◆ **Activity list**
a) In the mailing-list post about CONFIG_NTP_PPS, which commit first introduced hardpps support along with the dependency on !NO_HZ?
b) Reproduce the part of the mailing-list post about CONFIG_NTP_PPS that starts at "As far as I" and ends at "work very well.", changing "snapshots" to "readings".
c) Take the mailing-list post about CONFIG_NTP_PPS further, starting after its last sentence.

---- Text for analysis

[RFC] Enabling CONFIG_NTP_PPS for NOHZ by adding ntp_error to system_time_snapshot

From: David Woodhouse <dwmw2@infradead.org>
Date: 2026-06-19 00:33:39
Also in: lkml
Subsystem: networking drivers, ptp hardware clock support, ptp vmclock support, the rest, timekeeping, clocksource core, ntp, alarmtimer · Maintainers: Andrew Lunn, "David S. Miller", Eric Dumazet, Jakub Kicinski, Paolo Abeni, Richard Cochran, David Woodhouse, Linus Torvalds, John Stultz, Thomas Gleixner

As far as I can tell, the only (remaining?) reason that CONFIG_NTP_PPS
doesn't work with NO_HZ_COMMON is because the real time snapshots that
pps_get_ts() uses are not sufficiently accurate, so the phase
correction wouldn't work very well.

The inaccuracy happens because of the way the kernel's timekeeping
sawtooths around the 'ideal' time line, by choosing between adjacent
values of 'mult' and 'mult+1' from one tick to the next. But with a
tickless kernel, of course the correction *doesn't* happen each tick,
and the time reported as CLOCK_REALTIME diverges further from the
correct time.

The thing is... since 
https://lore.kernel.org/all/20260614144032.534706-1-dwmw2@infradead.org/ (local)
we know *precisely* how far from the truth our CLOCK_REALTIME value is,
and we can just put that information into the system_time_snapshot for
the caller to use as it sees fit. If the caller doesn't care about
monotonicity, it can just add the known 'error' to the snapshot.systime
value, and have a completely accurate snapshot even under nohz.

If I run my vmclock reference test on a tickless kernel, I see the
kernel's timekeeping vary by ±15ns around the ideal. The correction
below clamps it back to the ±1ns that I see with a periodic tick.

I think that's enough to enable CONFIG_NTP_PPS too, right? I'll have to
revive the hack at
https://lore.kernel.org/all/87cb97d5a26d0f4909d2ba2545c4b43281109470.camel@infradead.org/ (local)
to test it...

Am I missing some other reason for the dependency? Aside from the phase
error, it *does* seem to work. The dependency on !NO_HZ goes all the
way back to the original introduction of hardpps support in commit
025b40abe7, which doesn't explain *why* it didn't work on tickless
kernels.

From: David Woodhouse <redacted>
Date: Fri, 19 Jun 2026 00:00:29 +0100
Subject: [PATCH] timekeeping: Extrapolate ntp_error into snapshots

ktime_get_snapshot_id() is a lockless reader: it interpolates the
clocksource forward from cycle_last at a fixed mult but never runs the
timekeeping accumulation, so tk->ntp_error is only current as of the
last update. Between updates the read accrues the per-cycle deviation
from the NTP-ideal rate; on a NO_HZ kernel that span can be many ticks,
widening the sawtooth between the snapshot's disciplined CLOCK_REALTIME
and the ideal NTP line. This is the obstacle to accurate in-kernel PPS,
which today depends on !NO_HZ_COMMON.

--------
---- Data extracts

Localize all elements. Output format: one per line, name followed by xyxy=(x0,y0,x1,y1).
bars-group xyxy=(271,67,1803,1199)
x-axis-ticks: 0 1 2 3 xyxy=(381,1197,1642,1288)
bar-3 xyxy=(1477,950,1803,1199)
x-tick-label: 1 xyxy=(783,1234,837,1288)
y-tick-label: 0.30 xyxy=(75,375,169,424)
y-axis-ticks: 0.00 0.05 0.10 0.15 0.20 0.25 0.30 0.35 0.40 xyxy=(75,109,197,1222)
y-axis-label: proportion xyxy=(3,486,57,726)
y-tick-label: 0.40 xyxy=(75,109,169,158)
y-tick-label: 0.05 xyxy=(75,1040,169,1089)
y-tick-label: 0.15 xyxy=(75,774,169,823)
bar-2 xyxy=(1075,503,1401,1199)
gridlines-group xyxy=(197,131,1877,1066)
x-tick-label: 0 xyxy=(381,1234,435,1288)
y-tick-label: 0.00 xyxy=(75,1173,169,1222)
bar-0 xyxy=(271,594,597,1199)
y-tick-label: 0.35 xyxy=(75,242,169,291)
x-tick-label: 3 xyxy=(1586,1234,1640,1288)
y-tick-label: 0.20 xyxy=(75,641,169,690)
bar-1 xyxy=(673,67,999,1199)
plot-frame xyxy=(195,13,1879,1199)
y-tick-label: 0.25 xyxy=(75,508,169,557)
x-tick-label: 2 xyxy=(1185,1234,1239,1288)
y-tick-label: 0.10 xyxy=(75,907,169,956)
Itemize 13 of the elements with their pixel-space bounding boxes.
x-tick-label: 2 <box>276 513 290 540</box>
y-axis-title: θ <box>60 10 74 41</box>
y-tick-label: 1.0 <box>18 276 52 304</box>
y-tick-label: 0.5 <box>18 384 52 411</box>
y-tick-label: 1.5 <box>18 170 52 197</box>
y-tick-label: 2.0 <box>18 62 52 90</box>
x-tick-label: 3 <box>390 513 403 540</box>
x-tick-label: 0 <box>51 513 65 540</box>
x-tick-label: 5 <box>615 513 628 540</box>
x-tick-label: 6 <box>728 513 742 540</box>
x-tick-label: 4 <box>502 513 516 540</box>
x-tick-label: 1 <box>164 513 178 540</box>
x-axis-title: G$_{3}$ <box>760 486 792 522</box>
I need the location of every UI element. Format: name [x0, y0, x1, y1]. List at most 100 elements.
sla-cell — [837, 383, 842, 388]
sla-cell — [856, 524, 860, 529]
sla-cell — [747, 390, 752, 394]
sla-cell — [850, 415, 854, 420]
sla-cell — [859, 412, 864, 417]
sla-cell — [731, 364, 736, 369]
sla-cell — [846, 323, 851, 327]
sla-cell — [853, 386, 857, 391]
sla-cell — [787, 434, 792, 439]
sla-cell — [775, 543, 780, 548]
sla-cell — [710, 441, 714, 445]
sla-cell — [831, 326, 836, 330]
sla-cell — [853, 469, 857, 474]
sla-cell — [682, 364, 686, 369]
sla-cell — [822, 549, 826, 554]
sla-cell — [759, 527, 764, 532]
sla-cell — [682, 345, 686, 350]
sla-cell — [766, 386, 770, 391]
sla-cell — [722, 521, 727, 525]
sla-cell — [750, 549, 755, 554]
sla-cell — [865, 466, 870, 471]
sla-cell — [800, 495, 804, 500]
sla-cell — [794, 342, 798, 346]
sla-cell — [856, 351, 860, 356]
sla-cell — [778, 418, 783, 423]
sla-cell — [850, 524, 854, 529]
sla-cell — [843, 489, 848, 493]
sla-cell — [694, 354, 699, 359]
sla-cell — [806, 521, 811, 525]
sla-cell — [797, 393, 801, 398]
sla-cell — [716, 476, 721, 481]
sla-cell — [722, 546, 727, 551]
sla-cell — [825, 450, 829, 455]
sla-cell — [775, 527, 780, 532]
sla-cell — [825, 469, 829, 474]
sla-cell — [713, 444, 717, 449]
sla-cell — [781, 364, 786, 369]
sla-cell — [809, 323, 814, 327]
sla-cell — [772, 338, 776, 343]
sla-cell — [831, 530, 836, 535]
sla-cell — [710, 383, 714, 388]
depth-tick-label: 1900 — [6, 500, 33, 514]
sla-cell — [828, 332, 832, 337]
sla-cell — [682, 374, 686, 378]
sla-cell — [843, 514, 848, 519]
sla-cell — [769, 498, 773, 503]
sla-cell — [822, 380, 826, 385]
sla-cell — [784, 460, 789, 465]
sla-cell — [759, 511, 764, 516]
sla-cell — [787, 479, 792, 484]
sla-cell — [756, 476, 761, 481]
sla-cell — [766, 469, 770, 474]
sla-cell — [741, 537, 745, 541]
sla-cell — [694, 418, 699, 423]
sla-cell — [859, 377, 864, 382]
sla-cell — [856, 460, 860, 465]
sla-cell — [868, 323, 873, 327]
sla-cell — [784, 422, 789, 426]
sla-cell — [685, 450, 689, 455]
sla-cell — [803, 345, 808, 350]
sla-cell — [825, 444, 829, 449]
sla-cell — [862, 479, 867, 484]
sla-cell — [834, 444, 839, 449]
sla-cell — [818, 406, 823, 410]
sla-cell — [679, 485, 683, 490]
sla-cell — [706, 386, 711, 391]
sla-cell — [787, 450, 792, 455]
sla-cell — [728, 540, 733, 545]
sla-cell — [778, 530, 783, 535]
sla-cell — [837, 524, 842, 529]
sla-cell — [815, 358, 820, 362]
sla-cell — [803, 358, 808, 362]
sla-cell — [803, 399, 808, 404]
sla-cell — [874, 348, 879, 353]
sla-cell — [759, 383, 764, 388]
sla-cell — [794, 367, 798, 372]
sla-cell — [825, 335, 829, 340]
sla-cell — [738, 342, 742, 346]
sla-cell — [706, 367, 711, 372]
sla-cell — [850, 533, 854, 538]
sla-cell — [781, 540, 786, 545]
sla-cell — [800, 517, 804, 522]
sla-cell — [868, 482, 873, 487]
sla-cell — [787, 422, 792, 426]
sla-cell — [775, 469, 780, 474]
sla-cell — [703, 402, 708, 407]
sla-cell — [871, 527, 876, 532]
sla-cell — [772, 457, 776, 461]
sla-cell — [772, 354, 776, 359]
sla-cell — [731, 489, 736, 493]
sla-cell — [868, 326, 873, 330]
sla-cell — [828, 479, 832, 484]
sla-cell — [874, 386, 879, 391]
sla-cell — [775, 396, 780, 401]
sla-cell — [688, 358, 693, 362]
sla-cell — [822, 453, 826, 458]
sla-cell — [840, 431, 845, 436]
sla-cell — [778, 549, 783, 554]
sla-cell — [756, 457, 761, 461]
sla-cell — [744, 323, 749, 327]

--------

◆ **Results of the tasks**
a) Commit 025b40abe7.

b)
As far as I can tell, the only (remaining?) reason that CONFIG_NTP_PPS
doesn't work with NO_HZ_COMMON is because the real time readings that
pps_get_ts() uses are not sufficiently accurate, so the phase
correction wouldn't work very well.

c)
Carry that deviation in the snapshot as a signed nanosecond offset that
a consumer adds directly to ::systime to land on the ideal line. It sums
four terms in ns << NTP_SCALE_SHIFT before converting:

  - tk->ntp_error, the deviation as of the last update;
  - (cycle_delta * ntp_err_frac), the fractional-mult drift accrued
    since then (cycle_delta is at most a tick on a tickful kernel, but
    many ticks' worth under NO_HZ);
  - (cycle_delta * ntp_err_mult), subtracting the applied +1 mult dither
    over the same span;
  - the sub-nanosecond fraction dropped when ::systime was truncated to
    whole ns (low shift bits of the read, exact despite overflow).

Only the mono-based clocks (REALTIME/MONOTONIC/BOOTTIME) carry this; RAW
is undisciplined and AUX has its own discipline. The residual is then a
single clocksource cycle, the same bound as a tickful kernel.

NOT-FOR-UPSTREAM: also includes a temporary ptp_vmclock debug hack that
prints the offset and applies it to the returned timestamp, for
validating the field against the host vmclock reference under QEMU.

Signed-off-by: David Woodhouse <redacted>
Assisted-by: Kiro:claude-opus-4.8
---
 drivers/ptp/ptp_vmclock.c           |  2 ++
 include/linux/timekeeper_internal.h |  6 ++++
 include/linux/timekeeping.h         |  9 +++++
 kernel/time/timekeeping.c           | 56 +++++++++++++++++++++++++++--
 4 files changed, 71 insertions(+), 2 deletions(-)

diff --git a/drivers/ptp/ptp_vmclock.c b/drivers/ptp/ptp_vmclock.c
index c09ae06d7f68..37a9c8390055 100644
--- a/drivers/ptp/ptp_vmclock.c
+++ b/drivers/ptp/ptp_vmclock.c

@@ -140,7 +140,9 @@ static int vmclock_get_crosststamp(struct vmclock_state *st,
 			ptp_read_system_prets(sts);
 			if (sts->pre_sts.cs_id == st->cs_id) {
 				cycle = sts->pre_sts.cycles;
+				sts->pre_sts.systime += sts->pre_sts.ntp_error;
 				sts->post_sts = sts->pre_sts;
+				pr_info("vmclock pre error %lld\n", sts->pre_sts.ntp_error);
 			} else if (sts->pre_sts.hw_csid == st->cs_id &&
 				   sts->pre_sts.hw_cycles) {
 				cycle = sts->pre_sts.hw_cycles;

diff --git a/include/linux/timekeeper_internal.h b/include/linux/timekeeper_internal.h
index 5dc7f8bf2740..b487e7d925fe 100644
--- a/include/linux/timekeeper_internal.h
+++ b/include/linux/timekeeper_internal.h

@@ -97,6 +97,11 @@ struct tk_read_base {
  * @ntp_error_shift:		Shift conversion between clock shifted nano seconds and
  *				ntp shifted nano seconds.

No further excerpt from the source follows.